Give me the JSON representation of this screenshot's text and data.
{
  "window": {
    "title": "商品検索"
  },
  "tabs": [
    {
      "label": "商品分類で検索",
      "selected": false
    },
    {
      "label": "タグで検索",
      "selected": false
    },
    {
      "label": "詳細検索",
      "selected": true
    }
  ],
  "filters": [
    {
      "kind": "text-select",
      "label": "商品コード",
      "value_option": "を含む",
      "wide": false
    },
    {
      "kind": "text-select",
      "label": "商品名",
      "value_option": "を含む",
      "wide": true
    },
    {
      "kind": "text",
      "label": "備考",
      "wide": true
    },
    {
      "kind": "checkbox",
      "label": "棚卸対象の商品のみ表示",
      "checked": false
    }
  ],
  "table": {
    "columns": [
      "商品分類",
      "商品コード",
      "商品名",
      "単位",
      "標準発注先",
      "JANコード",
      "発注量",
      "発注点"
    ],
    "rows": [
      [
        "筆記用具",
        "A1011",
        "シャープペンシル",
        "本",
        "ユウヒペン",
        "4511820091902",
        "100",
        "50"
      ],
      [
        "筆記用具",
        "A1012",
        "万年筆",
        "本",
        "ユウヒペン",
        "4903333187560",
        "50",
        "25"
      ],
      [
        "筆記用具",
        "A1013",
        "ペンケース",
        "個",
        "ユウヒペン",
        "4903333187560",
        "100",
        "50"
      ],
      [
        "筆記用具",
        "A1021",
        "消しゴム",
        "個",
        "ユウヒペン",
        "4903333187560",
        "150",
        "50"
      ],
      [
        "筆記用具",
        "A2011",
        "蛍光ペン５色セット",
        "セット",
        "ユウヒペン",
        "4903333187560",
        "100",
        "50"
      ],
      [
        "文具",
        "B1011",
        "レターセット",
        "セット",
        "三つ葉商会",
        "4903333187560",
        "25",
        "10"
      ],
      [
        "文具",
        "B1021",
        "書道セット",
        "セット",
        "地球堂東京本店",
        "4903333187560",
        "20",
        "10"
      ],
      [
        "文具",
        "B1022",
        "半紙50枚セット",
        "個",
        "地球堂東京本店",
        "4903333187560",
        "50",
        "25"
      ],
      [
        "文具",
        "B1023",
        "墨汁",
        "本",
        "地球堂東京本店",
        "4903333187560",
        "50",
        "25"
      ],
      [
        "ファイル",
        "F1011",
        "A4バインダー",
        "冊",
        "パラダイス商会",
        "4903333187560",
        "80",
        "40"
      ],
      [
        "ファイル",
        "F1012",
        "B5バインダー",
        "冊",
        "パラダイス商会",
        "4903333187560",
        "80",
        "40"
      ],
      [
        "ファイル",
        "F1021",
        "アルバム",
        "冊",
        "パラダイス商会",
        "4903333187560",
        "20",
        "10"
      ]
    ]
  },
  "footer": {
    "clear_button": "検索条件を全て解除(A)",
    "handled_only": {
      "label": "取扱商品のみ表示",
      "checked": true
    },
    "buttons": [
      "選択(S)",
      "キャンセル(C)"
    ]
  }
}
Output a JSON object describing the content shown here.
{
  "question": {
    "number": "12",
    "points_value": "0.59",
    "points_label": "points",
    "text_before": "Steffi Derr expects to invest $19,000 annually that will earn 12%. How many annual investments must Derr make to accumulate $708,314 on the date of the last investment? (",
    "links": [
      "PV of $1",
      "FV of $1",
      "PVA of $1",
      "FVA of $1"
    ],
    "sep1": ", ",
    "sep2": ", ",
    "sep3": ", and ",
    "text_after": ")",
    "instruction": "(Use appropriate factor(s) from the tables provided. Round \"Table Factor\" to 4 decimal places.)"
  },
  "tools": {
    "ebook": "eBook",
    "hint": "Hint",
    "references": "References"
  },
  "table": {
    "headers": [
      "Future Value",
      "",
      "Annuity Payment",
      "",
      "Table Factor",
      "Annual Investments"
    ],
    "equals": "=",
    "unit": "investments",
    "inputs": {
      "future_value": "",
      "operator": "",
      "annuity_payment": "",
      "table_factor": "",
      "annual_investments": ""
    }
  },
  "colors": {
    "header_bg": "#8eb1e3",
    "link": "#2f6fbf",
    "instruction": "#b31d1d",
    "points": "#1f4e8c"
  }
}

—————

From the records above, please extract every line and repeat it exactly.

- Output for this exercise:
Give me the JSON representation of this screenshot's text and data.
{
  "window": {
    "title": "商品検索"
  },
  "tabs": [
    {
      "label": "商品分類で検索",
      "selected": false
    },
    {
      "label": "タグで検索",
      "selected": false
    },
    {
      "label": "詳細検索",
      "selected": true
    }
  ],
  "filters": [
    {
      "kind": "text-select",
      "label": "商品コード",
      "value_option": "を含む",
      "wide": false
    },
    {
      "kind": "text-select",
      "label": "商品名",
      "value_option": "を含む",
      "wide": true
    },
    {
      "kind": "text",
      "label": "備考",
      "wide": true
    },
    {
      "kind": "checkbox",
      "label": "棚卸対象の商品のみ表示",
      "checked": false
    }
  ],
  "table": {
    "columns": [
      "商品分類",
      "商品コード",
      "商品名",
      "単位",
      "標準発注先",
      "JANコード",
      "発注量",
      "発注点"
    ],
    "rows": [
      [
        "筆記用具",
        "A1011",
        "シャープペンシル",
        "本",
        "ユウヒペン",
        "4511820091902",
        "100",
        "50"
      ],
      [
        "筆記用具",
        "A1012",
        "万年筆",
        "本",
        "ユウヒペン",
        "4903333187560",
        "50",
        "25"
      ],
      [
        "筆記用具",
        "A1013",
        "ペンケース",
        "個",
        "ユウヒペン",
        "4903333187560",
        "100",
        "50"
      ],
      [
        "筆記用具",
        "A1021",
        "消しゴム",
        "個",
        "ユウヒペン",
        "4903333187560",
        "150",
        "50"
      ],
      [
        "筆記用具",
        "A2011",
        "蛍光ペン５色セット",
        "セット",
        "ユウヒペン",
        "4903333187560",
        "100",
        "50"
      ],
      [
        "文具",
        "B1011",
        "レターセット",
        "セット",
        "三つ葉商会",
        "4903333187560",
        "25",
        "10"
      ],
      [
        "文具",
        "B1021",
        "書道セット",
        "セット",
        "地球堂東京本店",
        "4903333187560",
        "20",
        "10"
      ],
      [
        "文具",
        "B1022",
        "半紙50枚セット",
        "個",
        "地球堂東京本店",
        "4903333187560",
        "50",
        "25"
      ],
      [
        "文具",
        "B1023",
        "墨汁",
        "本",
        "地球堂東京本店",
        "4903333187560",
        "50",
        "25"
      ],
      [
        "ファイル",
        "F1011",
        "A4バインダー",
        "冊",
        "パラダイス商会",
        "4903333187560",
        "80",
        "40"
      ],
      [
        "ファイル",
        "F1012",
        "B5バインダー",
        "冊",
        "パラダイス商会",
        "4903333187560",
        "80",
        "40"
      ],
      [
        "ファイル",
        "F1021",
        "アルバム",
        "冊",
        "パラダイス商会",
        "4903333187560",
        "20",
        "10"
      ]
    ]
  },
  "footer": {
    "clear_button": "検索条件を全て解除(A)",
    "handled_only": {
      "label": "取扱商品のみ表示",
      "checked": true
    },
    "buttons": [
      "選択(S)",
      "キャンセル(C)"
    ]
  }
}
Output a JSON object describing the content shown here.
{
  "question": {
    "number": "12",
    "points_value": "0.59",
    "points_label": "points",
    "text_before": "Steffi Derr expects to invest $19,000 annually that will earn 12%. How many annual investments must Derr make to accumulate $708,314 on the date of the last investment? (",
    "links": [
      "PV of $1",
      "FV of $1",
      "PVA of $1",
      "FVA of $1"
    ],
    "sep1": ", ",
    "sep2": ", ",
    "sep3": ", and ",
    "text_after": ")",
    "instruction": "(Use appropriate factor(s) from the tables provided. Round \"Table Factor\" to 4 decimal places.)"
  },
  "tools": {
    "ebook": "eBook",
    "hint": "Hint",
    "references": "References"
  },
  "table": {
    "headers": [
      "Future Value",
      "",
      "Annuity Payment",
      "",
      "Table Factor",
      "Annual Investments"
    ],
    "equals": "=",
    "unit": "investments",
    "inputs": {
      "future_value": "",
      "operator": "",
      "annuity_payment": "",
      "table_factor": "",
      "annual_investments": ""
    }
  },
  "colors": {
    "header_bg": "#8eb1e3",
    "link": "#2f6fbf",
    "instruction": "#b31d1d",
    "points": "#1f4e8c"
  }
}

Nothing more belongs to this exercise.